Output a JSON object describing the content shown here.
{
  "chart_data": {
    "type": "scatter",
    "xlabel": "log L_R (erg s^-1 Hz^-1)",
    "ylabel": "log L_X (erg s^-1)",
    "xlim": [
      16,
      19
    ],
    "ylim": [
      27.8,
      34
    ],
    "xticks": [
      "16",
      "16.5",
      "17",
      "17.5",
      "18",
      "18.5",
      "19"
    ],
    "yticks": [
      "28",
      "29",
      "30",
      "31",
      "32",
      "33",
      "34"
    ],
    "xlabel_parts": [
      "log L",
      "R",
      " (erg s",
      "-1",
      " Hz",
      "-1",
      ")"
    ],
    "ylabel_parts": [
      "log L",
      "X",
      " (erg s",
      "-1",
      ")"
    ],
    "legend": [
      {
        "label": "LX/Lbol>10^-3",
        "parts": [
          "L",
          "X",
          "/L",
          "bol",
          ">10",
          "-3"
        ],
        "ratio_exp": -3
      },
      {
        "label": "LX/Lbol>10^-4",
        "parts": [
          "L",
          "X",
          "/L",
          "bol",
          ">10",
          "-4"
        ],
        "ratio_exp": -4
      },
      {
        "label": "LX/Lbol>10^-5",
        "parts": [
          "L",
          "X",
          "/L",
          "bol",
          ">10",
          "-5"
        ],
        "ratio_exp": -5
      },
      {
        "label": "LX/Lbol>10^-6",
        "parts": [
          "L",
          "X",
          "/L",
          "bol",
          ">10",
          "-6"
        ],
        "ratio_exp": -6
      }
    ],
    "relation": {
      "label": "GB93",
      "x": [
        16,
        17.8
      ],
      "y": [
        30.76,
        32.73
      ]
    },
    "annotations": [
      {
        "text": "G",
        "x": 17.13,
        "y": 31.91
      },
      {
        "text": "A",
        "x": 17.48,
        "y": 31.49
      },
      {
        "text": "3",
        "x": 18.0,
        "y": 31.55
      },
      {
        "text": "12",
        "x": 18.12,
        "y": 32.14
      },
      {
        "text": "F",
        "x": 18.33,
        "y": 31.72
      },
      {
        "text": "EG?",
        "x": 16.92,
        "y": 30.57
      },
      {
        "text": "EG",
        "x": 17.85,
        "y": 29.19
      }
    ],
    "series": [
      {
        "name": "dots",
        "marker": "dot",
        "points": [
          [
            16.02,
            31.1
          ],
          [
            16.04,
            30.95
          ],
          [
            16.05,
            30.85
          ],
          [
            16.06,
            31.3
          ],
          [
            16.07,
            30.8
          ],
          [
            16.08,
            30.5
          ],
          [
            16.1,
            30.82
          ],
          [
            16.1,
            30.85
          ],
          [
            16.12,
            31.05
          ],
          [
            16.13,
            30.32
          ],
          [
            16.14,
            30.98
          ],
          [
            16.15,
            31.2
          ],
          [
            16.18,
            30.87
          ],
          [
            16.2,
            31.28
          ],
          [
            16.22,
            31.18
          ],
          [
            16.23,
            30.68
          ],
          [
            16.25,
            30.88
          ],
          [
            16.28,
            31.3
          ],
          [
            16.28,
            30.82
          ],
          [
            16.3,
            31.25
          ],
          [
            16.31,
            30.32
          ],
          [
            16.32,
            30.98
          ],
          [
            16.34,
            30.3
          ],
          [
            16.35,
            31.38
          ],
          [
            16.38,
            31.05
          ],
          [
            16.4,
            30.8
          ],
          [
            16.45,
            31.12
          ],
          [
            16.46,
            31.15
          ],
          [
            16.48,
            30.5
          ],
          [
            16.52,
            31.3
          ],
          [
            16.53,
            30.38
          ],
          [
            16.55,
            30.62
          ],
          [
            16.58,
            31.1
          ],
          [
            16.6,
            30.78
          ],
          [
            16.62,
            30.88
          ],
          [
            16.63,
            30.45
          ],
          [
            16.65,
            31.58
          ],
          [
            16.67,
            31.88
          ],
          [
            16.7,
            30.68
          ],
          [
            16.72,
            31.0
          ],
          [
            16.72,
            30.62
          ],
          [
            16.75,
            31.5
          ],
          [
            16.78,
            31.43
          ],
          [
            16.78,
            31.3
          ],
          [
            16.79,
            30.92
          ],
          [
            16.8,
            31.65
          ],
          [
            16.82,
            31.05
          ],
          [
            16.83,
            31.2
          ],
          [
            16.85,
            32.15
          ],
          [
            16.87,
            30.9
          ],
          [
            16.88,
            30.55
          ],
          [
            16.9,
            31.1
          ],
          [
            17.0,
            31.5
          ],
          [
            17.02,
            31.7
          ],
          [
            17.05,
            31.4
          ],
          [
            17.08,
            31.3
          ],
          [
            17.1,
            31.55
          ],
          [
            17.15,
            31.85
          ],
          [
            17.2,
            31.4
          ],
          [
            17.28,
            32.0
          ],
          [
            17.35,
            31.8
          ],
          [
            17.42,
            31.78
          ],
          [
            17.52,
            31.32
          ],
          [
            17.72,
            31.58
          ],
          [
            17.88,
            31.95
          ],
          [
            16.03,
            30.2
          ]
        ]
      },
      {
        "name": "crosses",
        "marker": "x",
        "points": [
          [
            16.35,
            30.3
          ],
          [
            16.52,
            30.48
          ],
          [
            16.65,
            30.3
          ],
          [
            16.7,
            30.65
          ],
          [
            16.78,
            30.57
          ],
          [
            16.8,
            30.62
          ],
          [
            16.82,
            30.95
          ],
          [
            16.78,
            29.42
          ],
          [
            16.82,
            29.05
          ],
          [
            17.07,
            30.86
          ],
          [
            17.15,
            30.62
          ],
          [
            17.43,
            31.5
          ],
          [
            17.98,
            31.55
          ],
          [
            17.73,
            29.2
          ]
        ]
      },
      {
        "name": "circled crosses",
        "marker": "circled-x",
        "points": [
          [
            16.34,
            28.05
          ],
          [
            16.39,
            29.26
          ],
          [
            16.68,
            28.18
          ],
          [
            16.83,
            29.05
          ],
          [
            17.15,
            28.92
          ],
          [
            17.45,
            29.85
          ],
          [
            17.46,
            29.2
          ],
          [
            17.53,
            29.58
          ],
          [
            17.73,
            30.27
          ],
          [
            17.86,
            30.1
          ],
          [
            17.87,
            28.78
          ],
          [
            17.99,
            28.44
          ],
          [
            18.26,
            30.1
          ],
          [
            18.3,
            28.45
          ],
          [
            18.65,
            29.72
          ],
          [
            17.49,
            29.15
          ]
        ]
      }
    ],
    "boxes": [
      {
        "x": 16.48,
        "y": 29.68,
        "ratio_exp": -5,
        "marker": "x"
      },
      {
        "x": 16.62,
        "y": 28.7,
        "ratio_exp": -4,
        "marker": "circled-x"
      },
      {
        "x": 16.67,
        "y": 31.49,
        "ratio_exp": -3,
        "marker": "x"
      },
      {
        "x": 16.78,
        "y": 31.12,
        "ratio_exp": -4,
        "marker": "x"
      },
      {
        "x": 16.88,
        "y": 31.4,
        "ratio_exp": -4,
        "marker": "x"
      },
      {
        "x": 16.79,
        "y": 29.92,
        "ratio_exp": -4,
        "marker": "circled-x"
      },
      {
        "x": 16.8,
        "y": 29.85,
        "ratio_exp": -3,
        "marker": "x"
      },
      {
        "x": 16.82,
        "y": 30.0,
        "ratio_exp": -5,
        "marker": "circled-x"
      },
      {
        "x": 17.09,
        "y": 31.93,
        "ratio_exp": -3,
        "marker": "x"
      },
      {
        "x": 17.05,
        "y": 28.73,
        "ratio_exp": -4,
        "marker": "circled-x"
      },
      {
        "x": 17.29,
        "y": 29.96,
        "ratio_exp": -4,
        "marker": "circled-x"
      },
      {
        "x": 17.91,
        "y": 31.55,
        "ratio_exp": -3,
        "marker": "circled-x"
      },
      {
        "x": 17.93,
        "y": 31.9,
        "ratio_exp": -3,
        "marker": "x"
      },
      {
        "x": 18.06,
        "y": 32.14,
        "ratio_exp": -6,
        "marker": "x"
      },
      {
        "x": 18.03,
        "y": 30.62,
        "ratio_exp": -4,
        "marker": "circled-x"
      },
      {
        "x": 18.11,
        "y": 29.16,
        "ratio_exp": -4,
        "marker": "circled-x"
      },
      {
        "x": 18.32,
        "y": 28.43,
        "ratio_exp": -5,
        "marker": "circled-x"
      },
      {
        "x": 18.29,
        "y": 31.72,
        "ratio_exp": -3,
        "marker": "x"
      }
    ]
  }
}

— Stated problem —
List every line from the entries above in which "text" appears.

— Problem solution —
        "text": "G",
        "text": "A",
        "text": "3",
        "text": "12",
        "text": "F",
        "text": "EG?",
        "text": "EG",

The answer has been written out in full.